Por otro lado, y quizás lo más relevante para la periferia mundial (que en el corto plazo no tiene posibilidades reales de consolidarse como poder global o regional) el mundo multipolar representaría un aumento efectivo de la soberanía nacional para todos los países del mundo. O, puesto en otros términos, representaría la posibilidad de elegir caminos de desarrollo económico y político que actualmente son sancionados y prohibidos por el imperialismo norteamericano.

Así entendida, muy pocas objeciones podrían encontrarse hacia la meta de construir un mundo multipolar. Sin embargo, esta es una elaboración sumamente abstracta de la cuestión. Al menos dos puntos se vuelven evidentes cuando se analiza el problema desde el punto de vista marxista. El primero es que se toma a los estados-nación e implícitamente a los gobiernos nacionales como la unidad básica de análisis.

Se ignora así, en primer lugar, que cada nación está interconectada a todas las demás por complejas redes de producción y distribución que crecen y desarrollan siguiendo la lógica de la acumulación de capital, que tiene independencia relativa de los distintos gobiernos nacionales. En segundo lugar, y quizás más importante, en la formulación anterior cada estado-nación es una unidad homogénea, carente de contradicciones internas, la más importante de ellas siendo la división entre clases sociales antagónicas que luchan por coordinar la producción social y asignar el excedente que de ella se deriva.

Pongamos un ejemplo para ilustrar el problema. Supongamos que, fruto de conflictos internos entre EEUU, Europa y Japón, el bloque que ellos representan se desmembrara en dos bloques distintos: EEUU (junto con Canadá) contra Europa occidental y Japón. Para la ilustración del argumento, supongamos que ni China ni Rusia están en condiciones serias de equipararse a alguno de estos dos bloques.

Este mundo, en el sentido puramente político, efectivamente habría dejado de ser unipolar: ni EEUU ni Europa-Japón podrían avanzar sus intereses a costa del resto del mundo de manera unilateral. Ahora bien, en un sentido más profundo, el mundo seguiría siendo unipolar en tanto todo el planeta estaría dominado no solo por relaciones de producción capitalistas, sino por la unidad entre el estado nación de los países imperialistas con sus monopolios nacionales, que se repartirían el mundo para la provisión de materias primas, energía, mercados y súper explotación de fuerza laboral.

En una palabra: habríamos regresado a 1914, a la antesala de la Primera Guerra Mundial, es decir, al sistema imperialista clásico en donde las diversas potencias se dividen el mundo y, además, entran en conflictos inter-imperialistas por la redivisión del mismo, como tan nítidamente apuntaron los grandes teóricos marxistas del imperialismo clásico: Vladimir Lenin y Nikolai Bujarin. Ese mundo no es necesariamente más propicio para el avance de luchas proletarias que la unipolaridad imperialista.

- Datos proporcionados -

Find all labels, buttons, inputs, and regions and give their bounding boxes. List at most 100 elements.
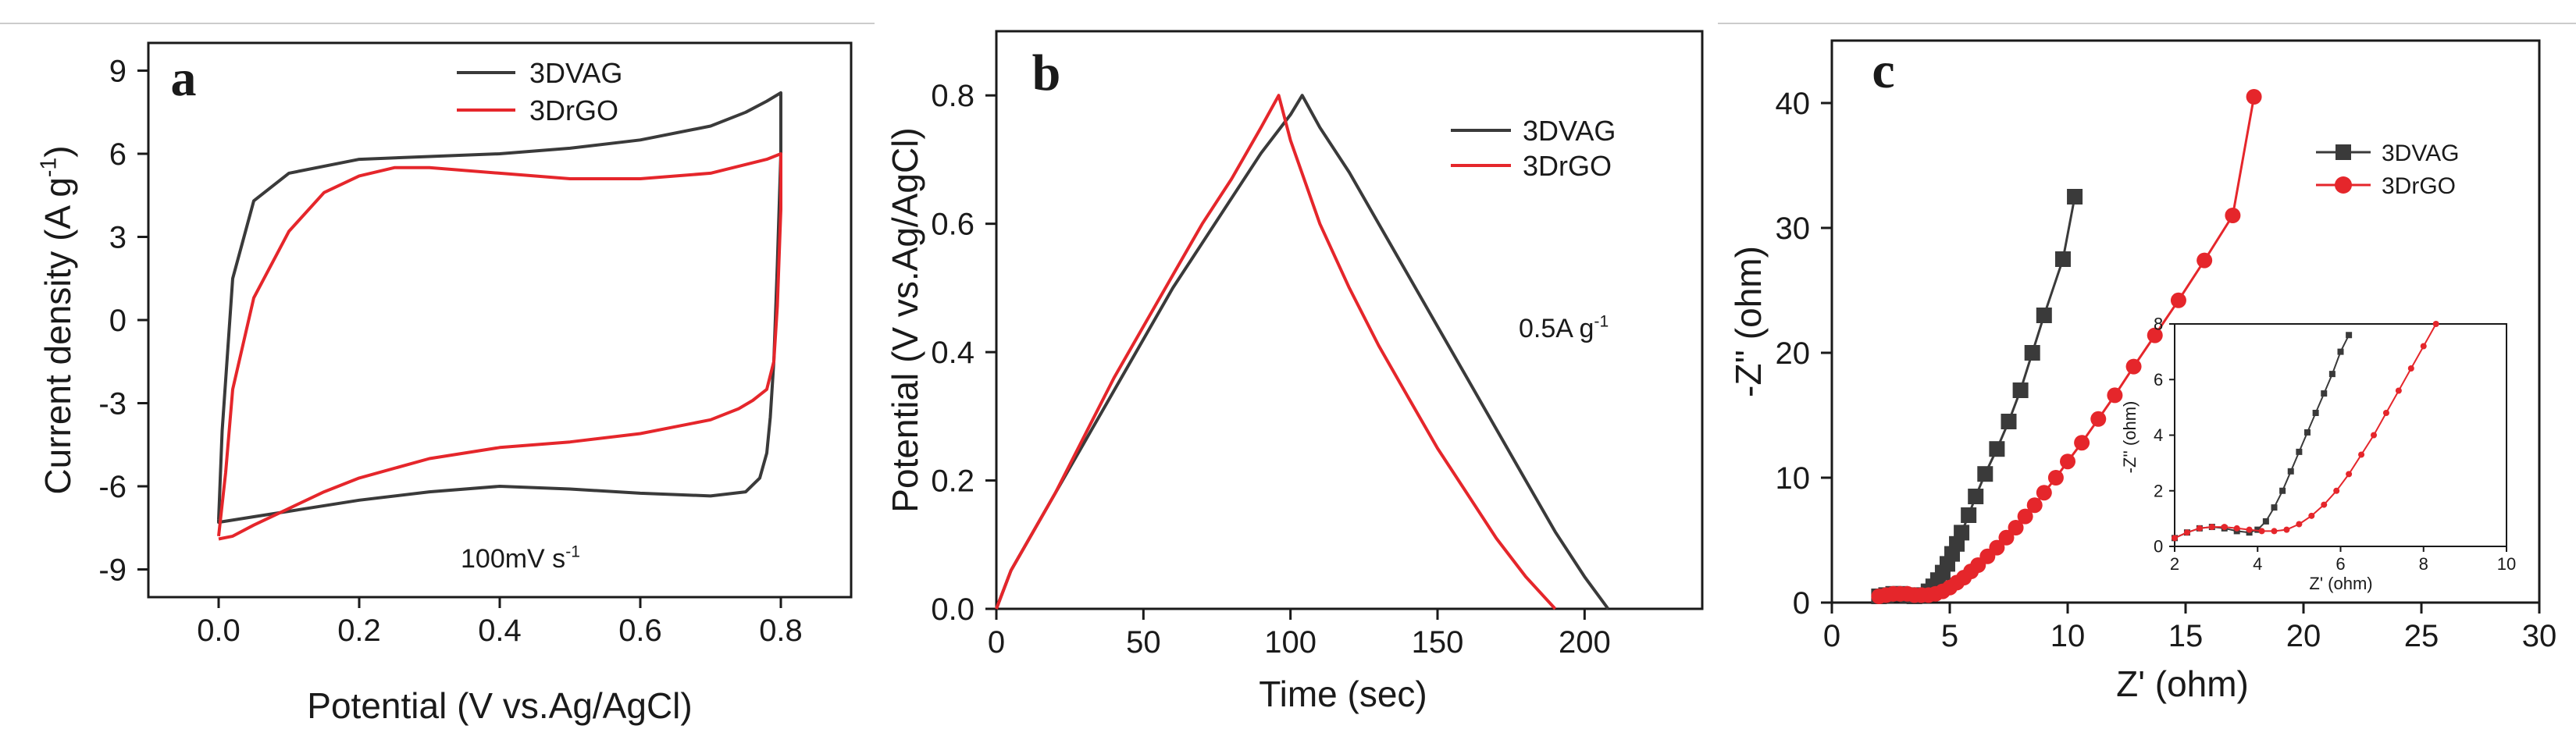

- Qué hay que hacer -
**1.** ¿Qué dos teóricos marxistas del imperialismo clásico nombra el texto sobre el mundo multipolar?
**2.** Transcribe del texto sobre el mundo multipolar el fragmento comprendido entre "Por otro lado, y" y "el imperialismo norteamericano.", ambos incluidos.
Las líneas no intervienen en esto.

- Soluciones por tarea -
**1.** Vladimir Lenin y Nikolai Bujarin.

**2.**
Por otro lado, y quizás lo más relevante para la periferia mundial (que en el corto plazo no tiene posibilidades reales de consolidarse como poder global o regional) el mundo multipolar representaría un aumento efectivo de la soberanía nacional para todos los países del mundo. O, puesto en otros términos, representaría la posibilidad de elegir caminos de desarrollo económico y político que actualmente son sancionados y prohibidos por el imperialismo norteamericano.